WRITTEN INSTRUCTION>
Each record needs to be echoed exactly; can you do that?

TASK DATA>
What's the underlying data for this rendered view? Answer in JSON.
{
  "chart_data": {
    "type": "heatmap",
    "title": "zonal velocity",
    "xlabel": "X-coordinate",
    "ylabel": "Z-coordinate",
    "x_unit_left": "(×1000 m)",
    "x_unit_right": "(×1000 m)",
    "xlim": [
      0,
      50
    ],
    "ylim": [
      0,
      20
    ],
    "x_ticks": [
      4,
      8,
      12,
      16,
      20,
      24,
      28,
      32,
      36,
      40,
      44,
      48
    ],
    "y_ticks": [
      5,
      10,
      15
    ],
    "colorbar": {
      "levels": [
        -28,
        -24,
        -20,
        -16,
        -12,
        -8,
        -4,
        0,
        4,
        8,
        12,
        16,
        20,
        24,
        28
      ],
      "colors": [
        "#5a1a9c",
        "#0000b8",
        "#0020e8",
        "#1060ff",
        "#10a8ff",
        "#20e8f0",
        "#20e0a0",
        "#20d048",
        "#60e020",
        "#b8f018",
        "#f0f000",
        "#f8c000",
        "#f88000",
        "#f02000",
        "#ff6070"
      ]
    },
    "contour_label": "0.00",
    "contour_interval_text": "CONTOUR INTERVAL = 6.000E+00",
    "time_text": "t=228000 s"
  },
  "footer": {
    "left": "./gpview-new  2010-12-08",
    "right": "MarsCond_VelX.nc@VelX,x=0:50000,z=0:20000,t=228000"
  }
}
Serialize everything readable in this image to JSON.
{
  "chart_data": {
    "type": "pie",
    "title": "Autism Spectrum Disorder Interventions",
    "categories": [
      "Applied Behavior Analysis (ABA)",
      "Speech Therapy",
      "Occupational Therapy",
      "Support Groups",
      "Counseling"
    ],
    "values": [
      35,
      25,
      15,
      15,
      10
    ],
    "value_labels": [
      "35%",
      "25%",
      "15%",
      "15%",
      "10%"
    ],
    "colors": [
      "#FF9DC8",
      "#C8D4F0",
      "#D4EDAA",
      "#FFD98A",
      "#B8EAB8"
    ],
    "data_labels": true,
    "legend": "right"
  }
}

THE OUTPUT>
What's the underlying data for this rendered view? Answer in JSON.
{
  "chart_data": {
    "type": "heatmap",
    "title": "zonal velocity",
    "xlabel": "X-coordinate",
    "ylabel": "Z-coordinate",
    "x_unit_left": "(×1000 m)",
    "x_unit_right": "(×1000 m)",
    "xlim": [
      0,
      50
    ],
    "ylim": [
      0,
      20
    ],
    "x_ticks": [
      4,
      8,
      12,
      16,
      20,
      24,
      28,
      32,
      36,
      40,
      44,
      48
    ],
    "y_ticks": [
      5,
      10,
      15
    ],
    "colorbar": {
      "levels": [
        -28,
        -24,
        -20,
        -16,
        -12,
        -8,
        -4,
        0,
        4,
        8,
        12,
        16,
        20,
        24,
        28
      ],
      "colors": [
        "#5a1a9c",
        "#0000b8",
        "#0020e8",
        "#1060ff",
        "#10a8ff",
        "#20e8f0",
        "#20e0a0",
        "#20d048",
        "#60e020",
        "#b8f018",
        "#f0f000",
        "#f8c000",
        "#f88000",
        "#f02000",
        "#ff6070"
      ]
    },
    "contour_label": "0.00",
    "contour_interval_text": "CONTOUR INTERVAL = 6.000E+00",
    "time_text": "t=228000 s"
  },
  "footer": {
    "left": "./gpview-new  2010-12-08",
    "right": "MarsCond_VelX.nc@VelX,x=0:50000,z=0:20000,t=228000"
  }
}
Serialize everything readable in this image to JSON.
{
  "chart_data": {
    "type": "pie",
    "title": "Autism Spectrum Disorder Interventions",
    "categories": [
      "Applied Behavior Analysis (ABA)",
      "Speech Therapy",
      "Occupational Therapy",
      "Support Groups",
      "Counseling"
    ],
    "values": [
      35,
      25,
      15,
      15,
      10
    ],
    "value_labels": [
      "35%",
      "25%",
      "15%",
      "15%",
      "10%"
    ],
    "colors": [
      "#FF9DC8",
      "#C8D4F0",
      "#D4EDAA",
      "#FFD98A",
      "#B8EAB8"
    ],
    "data_labels": true,
    "legend": "right"
  }
}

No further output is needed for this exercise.